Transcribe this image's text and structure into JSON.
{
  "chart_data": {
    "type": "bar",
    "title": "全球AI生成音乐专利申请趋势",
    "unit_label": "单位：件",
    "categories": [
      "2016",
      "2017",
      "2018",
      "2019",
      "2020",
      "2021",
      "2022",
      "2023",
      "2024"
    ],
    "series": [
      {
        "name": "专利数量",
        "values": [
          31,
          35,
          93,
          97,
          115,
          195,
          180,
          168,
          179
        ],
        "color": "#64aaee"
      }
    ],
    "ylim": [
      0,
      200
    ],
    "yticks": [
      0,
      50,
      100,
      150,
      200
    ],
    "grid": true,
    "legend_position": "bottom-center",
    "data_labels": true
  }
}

**What you have to do:** Every line of the data above should be copied exactly.

**Task response:**
Transcribe this image's text and structure into JSON.
{
  "chart_data": {
    "type": "bar",
    "title": "全球AI生成音乐专利申请趋势",
    "unit_label": "单位：件",
    "categories": [
      "2016",
      "2017",
      "2018",
      "2019",
      "2020",
      "2021",
      "2022",
      "2023",
      "2024"
    ],
    "series": [
      {
        "name": "专利数量",
        "values": [
          31,
          35,
          93,
          97,
          115,
          195,
          180,
          168,
          179
        ],
        "color": "#64aaee"
      }
    ],
    "ylim": [
      0,
      200
    ],
    "yticks": [
      0,
      50,
      100,
      150,
      200
    ],
    "grid": true,
    "legend_position": "bottom-center",
    "data_labels": true
  }
}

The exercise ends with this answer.